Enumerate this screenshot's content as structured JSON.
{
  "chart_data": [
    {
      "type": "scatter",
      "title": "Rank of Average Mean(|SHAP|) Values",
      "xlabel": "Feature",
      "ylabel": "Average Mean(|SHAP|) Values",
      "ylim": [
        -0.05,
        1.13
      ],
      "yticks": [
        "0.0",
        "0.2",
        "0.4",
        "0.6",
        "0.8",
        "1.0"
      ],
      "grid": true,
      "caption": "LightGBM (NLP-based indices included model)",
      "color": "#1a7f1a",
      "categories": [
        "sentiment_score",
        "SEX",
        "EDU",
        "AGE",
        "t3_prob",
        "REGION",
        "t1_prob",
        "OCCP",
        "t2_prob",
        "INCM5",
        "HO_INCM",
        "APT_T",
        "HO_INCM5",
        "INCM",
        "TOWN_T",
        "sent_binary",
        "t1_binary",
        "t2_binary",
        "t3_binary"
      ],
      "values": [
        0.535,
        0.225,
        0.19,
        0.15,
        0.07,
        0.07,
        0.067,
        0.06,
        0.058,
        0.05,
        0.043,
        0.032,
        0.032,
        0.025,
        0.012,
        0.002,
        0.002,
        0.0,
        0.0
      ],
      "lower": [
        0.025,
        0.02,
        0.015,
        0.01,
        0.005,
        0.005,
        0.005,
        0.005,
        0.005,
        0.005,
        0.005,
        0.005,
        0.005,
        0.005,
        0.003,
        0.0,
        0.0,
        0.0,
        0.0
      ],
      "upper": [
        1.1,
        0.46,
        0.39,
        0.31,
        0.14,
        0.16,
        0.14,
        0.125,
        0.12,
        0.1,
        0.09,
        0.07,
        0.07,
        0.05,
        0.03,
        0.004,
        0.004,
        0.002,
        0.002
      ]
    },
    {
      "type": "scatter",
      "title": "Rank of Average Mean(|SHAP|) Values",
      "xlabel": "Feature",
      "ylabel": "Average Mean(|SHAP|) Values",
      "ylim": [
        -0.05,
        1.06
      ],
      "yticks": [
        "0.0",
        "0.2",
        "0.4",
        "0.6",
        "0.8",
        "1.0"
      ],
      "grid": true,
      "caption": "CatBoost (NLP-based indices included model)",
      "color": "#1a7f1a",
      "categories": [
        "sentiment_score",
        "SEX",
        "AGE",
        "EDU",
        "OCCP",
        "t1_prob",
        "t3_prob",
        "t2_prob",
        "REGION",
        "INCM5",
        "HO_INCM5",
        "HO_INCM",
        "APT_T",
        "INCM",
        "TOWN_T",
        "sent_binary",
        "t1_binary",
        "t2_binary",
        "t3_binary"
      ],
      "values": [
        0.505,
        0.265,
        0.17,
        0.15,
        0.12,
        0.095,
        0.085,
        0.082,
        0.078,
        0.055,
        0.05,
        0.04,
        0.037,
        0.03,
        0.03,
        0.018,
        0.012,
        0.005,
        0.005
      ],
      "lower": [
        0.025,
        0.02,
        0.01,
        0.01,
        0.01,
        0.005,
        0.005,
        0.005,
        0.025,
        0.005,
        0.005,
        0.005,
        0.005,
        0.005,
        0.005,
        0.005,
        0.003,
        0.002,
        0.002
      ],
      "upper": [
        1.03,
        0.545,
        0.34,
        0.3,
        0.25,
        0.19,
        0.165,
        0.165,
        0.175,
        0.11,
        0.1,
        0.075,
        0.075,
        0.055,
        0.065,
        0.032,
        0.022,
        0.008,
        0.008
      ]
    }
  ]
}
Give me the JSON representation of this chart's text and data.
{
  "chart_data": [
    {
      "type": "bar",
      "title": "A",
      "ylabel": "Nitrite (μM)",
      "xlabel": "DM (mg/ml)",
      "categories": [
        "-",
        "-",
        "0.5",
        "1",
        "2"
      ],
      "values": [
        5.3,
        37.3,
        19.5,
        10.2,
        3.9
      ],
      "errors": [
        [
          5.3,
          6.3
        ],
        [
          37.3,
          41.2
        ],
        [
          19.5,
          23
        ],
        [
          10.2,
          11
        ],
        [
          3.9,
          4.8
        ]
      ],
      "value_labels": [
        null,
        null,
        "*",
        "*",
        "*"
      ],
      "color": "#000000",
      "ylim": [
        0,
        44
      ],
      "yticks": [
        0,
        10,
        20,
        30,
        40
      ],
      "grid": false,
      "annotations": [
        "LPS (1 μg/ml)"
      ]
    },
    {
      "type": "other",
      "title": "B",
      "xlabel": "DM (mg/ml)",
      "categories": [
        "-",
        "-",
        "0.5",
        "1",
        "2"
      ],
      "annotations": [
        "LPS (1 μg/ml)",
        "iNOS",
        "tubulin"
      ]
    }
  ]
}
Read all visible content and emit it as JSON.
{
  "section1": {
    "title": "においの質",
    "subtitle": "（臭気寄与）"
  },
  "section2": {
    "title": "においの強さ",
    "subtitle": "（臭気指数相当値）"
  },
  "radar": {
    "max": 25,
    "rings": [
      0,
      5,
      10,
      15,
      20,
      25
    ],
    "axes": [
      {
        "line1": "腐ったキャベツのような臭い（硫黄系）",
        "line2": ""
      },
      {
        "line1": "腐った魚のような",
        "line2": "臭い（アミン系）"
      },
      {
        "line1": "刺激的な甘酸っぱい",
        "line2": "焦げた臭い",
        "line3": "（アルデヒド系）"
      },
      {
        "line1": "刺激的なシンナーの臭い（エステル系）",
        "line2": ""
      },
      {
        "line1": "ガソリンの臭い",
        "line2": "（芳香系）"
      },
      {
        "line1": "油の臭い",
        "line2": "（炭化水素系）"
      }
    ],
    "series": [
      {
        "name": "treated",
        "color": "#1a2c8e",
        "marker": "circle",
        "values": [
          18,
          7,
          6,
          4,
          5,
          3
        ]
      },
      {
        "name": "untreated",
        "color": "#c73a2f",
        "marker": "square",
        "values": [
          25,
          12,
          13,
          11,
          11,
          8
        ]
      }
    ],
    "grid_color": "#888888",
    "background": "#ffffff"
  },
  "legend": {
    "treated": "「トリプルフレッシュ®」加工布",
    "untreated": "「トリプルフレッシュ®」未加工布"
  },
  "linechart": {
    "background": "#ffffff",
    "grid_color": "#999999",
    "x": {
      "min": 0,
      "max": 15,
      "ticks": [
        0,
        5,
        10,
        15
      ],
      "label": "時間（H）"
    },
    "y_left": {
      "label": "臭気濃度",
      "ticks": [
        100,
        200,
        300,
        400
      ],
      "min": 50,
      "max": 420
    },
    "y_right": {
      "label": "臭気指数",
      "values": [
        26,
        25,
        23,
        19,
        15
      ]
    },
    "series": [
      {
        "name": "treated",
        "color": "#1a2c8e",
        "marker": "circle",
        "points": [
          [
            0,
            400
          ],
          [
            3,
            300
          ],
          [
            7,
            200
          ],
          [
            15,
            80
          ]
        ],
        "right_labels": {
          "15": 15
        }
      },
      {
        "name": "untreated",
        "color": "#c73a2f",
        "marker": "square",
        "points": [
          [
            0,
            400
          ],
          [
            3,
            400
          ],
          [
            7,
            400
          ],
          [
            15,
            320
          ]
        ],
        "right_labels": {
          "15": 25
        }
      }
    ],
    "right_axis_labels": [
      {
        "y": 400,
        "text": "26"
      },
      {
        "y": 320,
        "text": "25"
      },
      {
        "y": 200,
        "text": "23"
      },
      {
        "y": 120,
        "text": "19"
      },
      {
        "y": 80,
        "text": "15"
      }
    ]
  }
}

▶ Instruction: Set down the listing in full, keeping every word exactly as it is.

▶ Answer:
Enumerate this screenshot's content as structured JSON.
{
  "chart_data": [
    {
      "type": "scatter",
      "title": "Rank of Average Mean(|SHAP|) Values",
      "xlabel": "Feature",
      "ylabel": "Average Mean(|SHAP|) Values",
      "ylim": [
        -0.05,
        1.13
      ],
      "yticks": [
        "0.0",
        "0.2",
        "0.4",
        "0.6",
        "0.8",
        "1.0"
      ],
      "grid": true,
      "caption": "LightGBM (NLP-based indices included model)",
      "color": "#1a7f1a",
      "categories": [
        "sentiment_score",
        "SEX",
        "EDU",
        "AGE",
        "t3_prob",
        "REGION",
        "t1_prob",
        "OCCP",
        "t2_prob",
        "INCM5",
        "HO_INCM",
        "APT_T",
        "HO_INCM5",
        "INCM",
        "TOWN_T",
        "sent_binary",
        "t1_binary",
        "t2_binary",
        "t3_binary"
      ],
      "values": [
        0.535,
        0.225,
        0.19,
        0.15,
        0.07,
        0.07,
        0.067,
        0.06,
        0.058,
        0.05,
        0.043,
        0.032,
        0.032,
        0.025,
        0.012,
        0.002,
        0.002,
        0.0,
        0.0
      ],
      "lower": [
        0.025,
        0.02,
        0.015,
        0.01,
        0.005,
        0.005,
        0.005,
        0.005,
        0.005,
        0.005,
        0.005,
        0.005,
        0.005,
        0.005,
        0.003,
        0.0,
        0.0,
        0.0,
        0.0
      ],
      "upper": [
        1.1,
        0.46,
        0.39,
        0.31,
        0.14,
        0.16,
        0.14,
        0.125,
        0.12,
        0.1,
        0.09,
        0.07,
        0.07,
        0.05,
        0.03,
        0.004,
        0.004,
        0.002,
        0.002
      ]
    },
    {
      "type": "scatter",
      "title": "Rank of Average Mean(|SHAP|) Values",
      "xlabel": "Feature",
      "ylabel": "Average Mean(|SHAP|) Values",
      "ylim": [
        -0.05,
        1.06
      ],
      "yticks": [
        "0.0",
        "0.2",
        "0.4",
        "0.6",
        "0.8",
        "1.0"
      ],
      "grid": true,
      "caption": "CatBoost (NLP-based indices included model)",
      "color": "#1a7f1a",
      "categories": [
        "sentiment_score",
        "SEX",
        "AGE",
        "EDU",
        "OCCP",
        "t1_prob",
        "t3_prob",
        "t2_prob",
        "REGION",
        "INCM5",
        "HO_INCM5",
        "HO_INCM",
        "APT_T",
        "INCM",
        "TOWN_T",
        "sent_binary",
        "t1_binary",
        "t2_binary",
        "t3_binary"
      ],
      "values": [
        0.505,
        0.265,
        0.17,
        0.15,
        0.12,
        0.095,
        0.085,
        0.082,
        0.078,
        0.055,
        0.05,
        0.04,
        0.037,
        0.03,
        0.03,
        0.018,
        0.012,
        0.005,
        0.005
      ],
      "lower": [
        0.025,
        0.02,
        0.01,
        0.01,
        0.01,
        0.005,
        0.005,
        0.005,
        0.025,
        0.005,
        0.005,
        0.005,
        0.005,
        0.005,
        0.005,
        0.005,
        0.003,
        0.002,
        0.002
      ],
      "upper": [
        1.03,
        0.545,
        0.34,
        0.3,
        0.25,
        0.19,
        0.165,
        0.165,
        0.175,
        0.11,
        0.1,
        0.075,
        0.075,
        0.055,
        0.065,
        0.032,
        0.022,
        0.008,
        0.008
      ]
    }
  ]
}
Give me the JSON representation of this chart's text and data.
{
  "chart_data": [
    {
      "type": "bar",
      "title": "A",
      "ylabel": "Nitrite (μM)",
      "xlabel": "DM (mg/ml)",
      "categories": [
        "-",
        "-",
        "0.5",
        "1",
        "2"
      ],
      "values": [
        5.3,
        37.3,
        19.5,
        10.2,
        3.9
      ],
      "errors": [
        [
          5.3,
          6.3
        ],
        [
          37.3,
          41.2
        ],
        [
          19.5,
          23
        ],
        [
          10.2,
          11
        ],
        [
          3.9,
          4.8
        ]
      ],
      "value_labels": [
        null,
        null,
        "*",
        "*",
        "*"
      ],
      "color": "#000000",
      "ylim": [
        0,
        44
      ],
      "yticks": [
        0,
        10,
        20,
        30,
        40
      ],
      "grid": false,
      "annotations": [
        "LPS (1 μg/ml)"
      ]
    },
    {
      "type": "other",
      "title": "B",
      "xlabel": "DM (mg/ml)",
      "categories": [
        "-",
        "-",
        "0.5",
        "1",
        "2"
      ],
      "annotations": [
        "LPS (1 μg/ml)",
        "iNOS",
        "tubulin"
      ]
    }
  ]
}
Read all visible content and emit it as JSON.
{
  "section1": {
    "title": "においの質",
    "subtitle": "（臭気寄与）"
  },
  "section2": {
    "title": "においの強さ",
    "subtitle": "（臭気指数相当値）"
  },
  "radar": {
    "max": 25,
    "rings": [
      0,
      5,
      10,
      15,
      20,
      25
    ],
    "axes": [
      {
        "line1": "腐ったキャベツのような臭い（硫黄系）",
        "line2": ""
      },
      {
        "line1": "腐った魚のような",
        "line2": "臭い（アミン系）"
      },
      {
        "line1": "刺激的な甘酸っぱい",
        "line2": "焦げた臭い",
        "line3": "（アルデヒド系）"
      },
      {
        "line1": "刺激的なシンナーの臭い（エステル系）",
        "line2": ""
      },
      {
        "line1": "ガソリンの臭い",
        "line2": "（芳香系）"
      },
      {
        "line1": "油の臭い",
        "line2": "（炭化水素系）"
      }
    ],
    "series": [
      {
        "name": "treated",
        "color": "#1a2c8e",
        "marker": "circle",
        "values": [
          18,
          7,
          6,
          4,
          5,
          3
        ]
      },
      {
        "name": "untreated",
        "color": "#c73a2f",
        "marker": "square",
        "values": [
          25,
          12,
          13,
          11,
          11,
          8
        ]
      }
    ],
    "grid_color": "#888888",
    "background": "#ffffff"
  },
  "legend": {
    "treated": "「トリプルフレッシュ®」加工布",
    "untreated": "「トリプルフレッシュ®」未加工布"
  },
  "linechart": {
    "background": "#ffffff",
    "grid_color": "#999999",
    "x": {
      "min": 0,
      "max": 15,
      "ticks": [
        0,
        5,
        10,
        15
      ],
      "label": "時間（H）"
    },
    "y_left": {
      "label": "臭気濃度",
      "ticks": [
        100,
        200,
        300,
        400
      ],
      "min": 50,
      "max": 420
    },
    "y_right": {
      "label": "臭気指数",
      "values": [
        26,
        25,
        23,
        19,
        15
      ]
    },
    "series": [
      {
        "name": "treated",
        "color": "#1a2c8e",
        "marker": "circle",
        "points": [
          [
            0,
            400
          ],
          [
            3,
            300
          ],
          [
            7,
            200
          ],
          [
            15,
            80
          ]
        ],
        "right_labels": {
          "15": 15
        }
      },
      {
        "name": "untreated",
        "color": "#c73a2f",
        "marker": "square",
        "points": [
          [
            0,
            400
          ],
          [
            3,
            400
          ],
          [
            7,
            400
          ],
          [
            15,
            320
          ]
        ],
        "right_labels": {
          "15": 25
        }
      }
    ],
    "right_axis_labels": [
      {
        "y": 400,
        "text": "26"
      },
      {
        "y": 320,
        "text": "25"
      },
      {
        "y": 200,
        "text": "23"
      },
      {
        "y": 120,
        "text": "19"
      },
      {
        "y": 80,
        "text": "15"
      }
    ]
  }
}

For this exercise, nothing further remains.